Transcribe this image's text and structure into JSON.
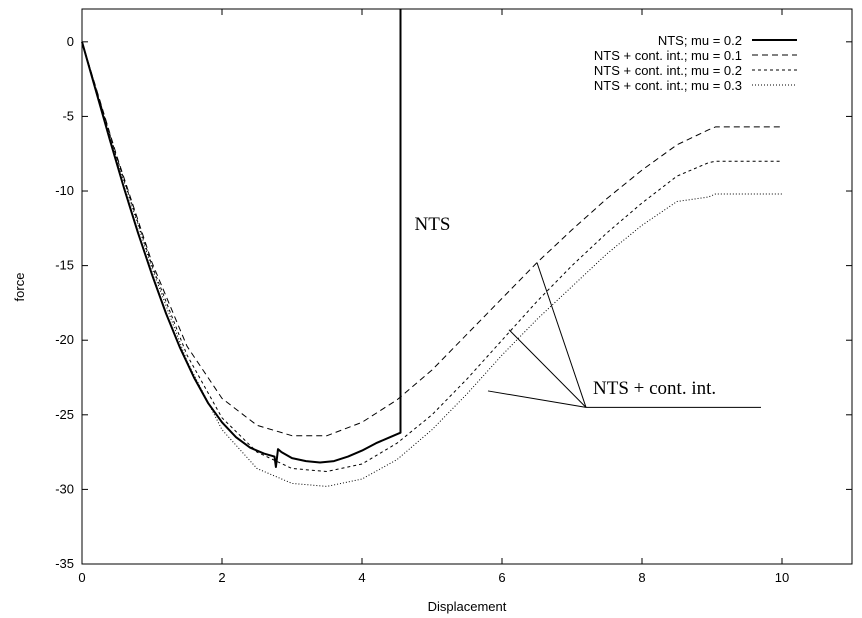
{
  "chart_data": {
    "type": "line",
    "xlabel": "Displacement",
    "ylabel": "force",
    "xlim": [
      0,
      11
    ],
    "ylim": [
      -35,
      2.2
    ],
    "xticks": [
      "0",
      "2",
      "4",
      "6",
      "8",
      "10"
    ],
    "yticks": [
      "0",
      "-5",
      "-10",
      "-15",
      "-20",
      "-25",
      "-30",
      "-35"
    ],
    "grid": false,
    "legend_position": "top-right",
    "series": [
      {
        "name": "NTS; mu = 0.2",
        "style": "solid",
        "x": [
          0,
          0.2,
          0.4,
          0.6,
          0.8,
          1.0,
          1.2,
          1.4,
          1.6,
          1.8,
          2.0,
          2.2,
          2.4,
          2.6,
          2.75,
          2.77,
          2.8,
          2.85,
          3.0,
          3.2,
          3.4,
          3.6,
          3.8,
          4.0,
          4.2,
          4.4,
          4.55,
          4.55
        ],
        "y": [
          0,
          -3.3,
          -6.6,
          -9.8,
          -12.8,
          -15.6,
          -18.2,
          -20.5,
          -22.5,
          -24.2,
          -25.5,
          -26.5,
          -27.2,
          -27.6,
          -27.8,
          -28.5,
          -27.3,
          -27.5,
          -27.9,
          -28.1,
          -28.2,
          -28.1,
          -27.8,
          -27.4,
          -26.9,
          -26.5,
          -26.2,
          2.2
        ]
      },
      {
        "name": "NTS + cont. int.; mu = 0.1",
        "style": "dashed",
        "x": [
          0,
          0.5,
          1.0,
          1.5,
          2.0,
          2.5,
          3.0,
          3.5,
          4.0,
          4.5,
          5.0,
          5.5,
          6.0,
          6.5,
          7.0,
          7.5,
          8.0,
          8.5,
          8.95,
          9.05,
          10.0
        ],
        "y": [
          0,
          -7.7,
          -14.8,
          -20.4,
          -23.9,
          -25.7,
          -26.4,
          -26.4,
          -25.5,
          -24.0,
          -22.0,
          -19.6,
          -17.2,
          -14.8,
          -12.6,
          -10.5,
          -8.6,
          -6.9,
          -5.9,
          -5.7,
          -5.7
        ]
      },
      {
        "name": "NTS + cont. int.; mu = 0.2",
        "style": "short-dashed",
        "x": [
          0,
          0.5,
          1.0,
          1.5,
          2.0,
          2.5,
          3.0,
          3.5,
          4.0,
          4.5,
          5.0,
          5.5,
          6.0,
          6.5,
          7.0,
          7.5,
          8.0,
          8.5,
          8.95,
          9.05,
          10.0
        ],
        "y": [
          0,
          -7.8,
          -15.0,
          -21.0,
          -25.2,
          -27.5,
          -28.6,
          -28.8,
          -28.3,
          -26.9,
          -25.0,
          -22.6,
          -20.0,
          -17.4,
          -15.0,
          -12.8,
          -10.8,
          -9.0,
          -8.1,
          -8.0,
          -8.0
        ]
      },
      {
        "name": "NTS + cont. int.; mu = 0.3",
        "style": "dotted",
        "x": [
          0,
          0.5,
          1.0,
          1.5,
          2.0,
          2.5,
          3.0,
          3.5,
          4.0,
          4.5,
          5.0,
          5.5,
          6.0,
          6.5,
          7.0,
          7.5,
          8.0,
          8.5,
          8.95,
          9.05,
          10.0
        ],
        "y": [
          0,
          -7.9,
          -15.2,
          -21.4,
          -26.0,
          -28.6,
          -29.6,
          -29.8,
          -29.3,
          -28.0,
          -26.0,
          -23.6,
          -21.0,
          -18.6,
          -16.4,
          -14.2,
          -12.3,
          -10.7,
          -10.4,
          -10.2,
          -10.2
        ]
      }
    ],
    "annotations": [
      {
        "text": "NTS",
        "x": 4.75,
        "y": -12.6
      },
      {
        "text": "NTS + cont. int.",
        "x": 7.3,
        "y": -23.6,
        "pointer_origin": [
          7.2,
          -24.5
        ],
        "pointer_line_end": [
          9.7,
          -24.5
        ],
        "pointer_targets": [
          [
            6.5,
            -14.8
          ],
          [
            6.1,
            -19.3
          ],
          [
            5.8,
            -23.4
          ]
        ]
      }
    ]
  }
}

--------

◆ **What the task asks**
Repeat every record above exactly, but leave out any pictures.

◆ **Answer to this task**
Transcribe this image's text and structure into JSON.
{
  "chart_data": {
    "type": "line",
    "xlabel": "Displacement",
    "ylabel": "force",
    "xlim": [
      0,
      11
    ],
    "ylim": [
      -35,
      2.2
    ],
    "xticks": [
      "0",
      "2",
      "4",
      "6",
      "8",
      "10"
    ],
    "yticks": [
      "0",
      "-5",
      "-10",
      "-15",
      "-20",
      "-25",
      "-30",
      "-35"
    ],
    "grid": false,
    "legend_position": "top-right",
    "series": [
      {
        "name": "NTS; mu = 0.2",
        "style": "solid",
        "x": [
          0,
          0.2,
          0.4,
          0.6,
          0.8,
          1.0,
          1.2,
          1.4,
          1.6,
          1.8,
          2.0,
          2.2,
          2.4,
          2.6,
          2.75,
          2.77,
          2.8,
          2.85,
          3.0,
          3.2,
          3.4,
          3.6,
          3.8,
          4.0,
          4.2,
          4.4,
          4.55,
          4.55
        ],
        "y": [
          0,
          -3.3,
          -6.6,
          -9.8,
          -12.8,
          -15.6,
          -18.2,
          -20.5,
          -22.5,
          -24.2,
          -25.5,
          -26.5,
          -27.2,
          -27.6,
          -27.8,
          -28.5,
          -27.3,
          -27.5,
          -27.9,
          -28.1,
          -28.2,
          -28.1,
          -27.8,
          -27.4,
          -26.9,
          -26.5,
          -26.2,
          2.2
        ]
      },
      {
        "name": "NTS + cont. int.; mu = 0.1",
        "style": "dashed",
        "x": [
          0,
          0.5,
          1.0,
          1.5,
          2.0,
          2.5,
          3.0,
          3.5,
          4.0,
          4.5,
          5.0,
          5.5,
          6.0,
          6.5,
          7.0,
          7.5,
          8.0,
          8.5,
          8.95,
          9.05,
          10.0
        ],
        "y": [
          0,
          -7.7,
          -14.8,
          -20.4,
          -23.9,
          -25.7,
          -26.4,
          -26.4,
          -25.5,
          -24.0,
          -22.0,
          -19.6,
          -17.2,
          -14.8,
          -12.6,
          -10.5,
          -8.6,
          -6.9,
          -5.9,
          -5.7,
          -5.7
        ]
      },
      {
        "name": "NTS + cont. int.; mu = 0.2",
        "style": "short-dashed",
        "x": [
          0,
          0.5,
          1.0,
          1.5,
          2.0,
          2.5,
          3.0,
          3.5,
          4.0,
          4.5,
          5.0,
          5.5,
          6.0,
          6.5,
          7.0,
          7.5,
          8.0,
          8.5,
          8.95,
          9.05,
          10.0
        ],
        "y": [
          0,
          -7.8,
          -15.0,
          -21.0,
          -25.2,
          -27.5,
          -28.6,
          -28.8,
          -28.3,
          -26.9,
          -25.0,
          -22.6,
          -20.0,
          -17.4,
          -15.0,
          -12.8,
          -10.8,
          -9.0,
          -8.1,
          -8.0,
          -8.0
        ]
      },
      {
        "name": "NTS + cont. int.; mu = 0.3",
        "style": "dotted",
        "x": [
          0,
          0.5,
          1.0,
          1.5,
          2.0,
          2.5,
          3.0,
          3.5,
          4.0,
          4.5,
          5.0,
          5.5,
          6.0,
          6.5,
          7.0,
          7.5,
          8.0,
          8.5,
          8.95,
          9.05,
          10.0
        ],
        "y": [
          0,
          -7.9,
          -15.2,
          -21.4,
          -26.0,
          -28.6,
          -29.6,
          -29.8,
          -29.3,
          -28.0,
          -26.0,
          -23.6,
          -21.0,
          -18.6,
          -16.4,
          -14.2,
          -12.3,
          -10.7,
          -10.4,
          -10.2,
          -10.2
        ]
      }
    ],
    "annotations": [
      {
        "text": "NTS",
        "x": 4.75,
        "y": -12.6
      },
      {
        "text": "NTS + cont. int.",
        "x": 7.3,
        "y": -23.6,
        "pointer_origin": [
          7.2,
          -24.5
        ],
        "pointer_line_end": [
          9.7,
          -24.5
        ],
        "pointer_targets": [
          [
            6.5,
            -14.8
          ],
          [
            6.1,
            -19.3
          ],
          [
            5.8,
            -23.4
          ]
        ]
      }
    ]
  }
}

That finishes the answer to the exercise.